Your task is to give the data again, exactly, with every line intact.

Extracted data entries:
——

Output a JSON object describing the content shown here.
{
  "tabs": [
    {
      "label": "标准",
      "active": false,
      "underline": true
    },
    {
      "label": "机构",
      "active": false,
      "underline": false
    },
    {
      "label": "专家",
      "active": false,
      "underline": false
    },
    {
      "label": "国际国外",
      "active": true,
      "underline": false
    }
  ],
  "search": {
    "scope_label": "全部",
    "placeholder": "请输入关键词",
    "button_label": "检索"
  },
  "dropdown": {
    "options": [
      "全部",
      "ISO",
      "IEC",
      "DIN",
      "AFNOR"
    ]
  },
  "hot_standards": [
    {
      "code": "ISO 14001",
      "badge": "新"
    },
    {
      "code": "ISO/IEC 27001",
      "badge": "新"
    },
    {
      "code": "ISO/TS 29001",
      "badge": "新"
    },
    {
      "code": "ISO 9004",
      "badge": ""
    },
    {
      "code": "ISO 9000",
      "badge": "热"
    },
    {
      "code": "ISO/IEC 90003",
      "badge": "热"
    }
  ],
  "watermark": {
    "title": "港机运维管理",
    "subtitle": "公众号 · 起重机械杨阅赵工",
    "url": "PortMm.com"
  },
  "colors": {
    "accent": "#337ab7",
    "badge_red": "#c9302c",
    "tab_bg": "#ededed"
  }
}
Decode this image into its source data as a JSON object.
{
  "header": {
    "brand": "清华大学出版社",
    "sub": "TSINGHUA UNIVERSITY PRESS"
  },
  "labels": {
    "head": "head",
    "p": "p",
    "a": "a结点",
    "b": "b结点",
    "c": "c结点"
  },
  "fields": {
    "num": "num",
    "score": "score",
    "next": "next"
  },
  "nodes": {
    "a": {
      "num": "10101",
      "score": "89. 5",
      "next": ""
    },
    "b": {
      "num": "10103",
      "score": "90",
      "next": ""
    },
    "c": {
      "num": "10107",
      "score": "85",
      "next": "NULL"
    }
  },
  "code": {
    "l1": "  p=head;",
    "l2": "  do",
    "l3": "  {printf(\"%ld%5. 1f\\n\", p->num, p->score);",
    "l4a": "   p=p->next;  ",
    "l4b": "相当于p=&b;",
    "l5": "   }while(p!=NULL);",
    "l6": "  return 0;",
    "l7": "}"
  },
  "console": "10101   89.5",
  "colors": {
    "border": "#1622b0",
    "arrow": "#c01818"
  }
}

——

**The solution**
Output a JSON object describing the content shown here.
{
  "tabs": [
    {
      "label": "标准",
      "active": false,
      "underline": true
    },
    {
      "label": "机构",
      "active": false,
      "underline": false
    },
    {
      "label": "专家",
      "active": false,
      "underline": false
    },
    {
      "label": "国际国外",
      "active": true,
      "underline": false
    }
  ],
  "search": {
    "scope_label": "全部",
    "placeholder": "请输入关键词",
    "button_label": "检索"
  },
  "dropdown": {
    "options": [
      "全部",
      "ISO",
      "IEC",
      "DIN",
      "AFNOR"
    ]
  },
  "hot_standards": [
    {
      "code": "ISO 14001",
      "badge": "新"
    },
    {
      "code": "ISO/IEC 27001",
      "badge": "新"
    },
    {
      "code": "ISO/TS 29001",
      "badge": "新"
    },
    {
      "code": "ISO 9004",
      "badge": ""
    },
    {
      "code": "ISO 9000",
      "badge": "热"
    },
    {
      "code": "ISO/IEC 90003",
      "badge": "热"
    }
  ],
  "watermark": {
    "title": "港机运维管理",
    "subtitle": "公众号 · 起重机械杨阅赵工",
    "url": "PortMm.com"
  },
  "colors": {
    "accent": "#337ab7",
    "badge_red": "#c9302c",
    "tab_bg": "#ededed"
  }
}
Decode this image into its source data as a JSON object.
{
  "header": {
    "brand": "清华大学出版社",
    "sub": "TSINGHUA UNIVERSITY PRESS"
  },
  "labels": {
    "head": "head",
    "p": "p",
    "a": "a结点",
    "b": "b结点",
    "c": "c结点"
  },
  "fields": {
    "num": "num",
    "score": "score",
    "next": "next"
  },
  "nodes": {
    "a": {
      "num": "10101",
      "score": "89. 5",
      "next": ""
    },
    "b": {
      "num": "10103",
      "score": "90",
      "next": ""
    },
    "c": {
      "num": "10107",
      "score": "85",
      "next": "NULL"
    }
  },
  "code": {
    "l1": "  p=head;",
    "l2": "  do",
    "l3": "  {printf(\"%ld%5. 1f\\n\", p->num, p->score);",
    "l4a": "   p=p->next;  ",
    "l4b": "相当于p=&b;",
    "l5": "   }while(p!=NULL);",
    "l6": "  return 0;",
    "l7": "}"
  },
  "console": "10101   89.5",
  "colors": {
    "border": "#1622b0",
    "arrow": "#c01818"
  }
}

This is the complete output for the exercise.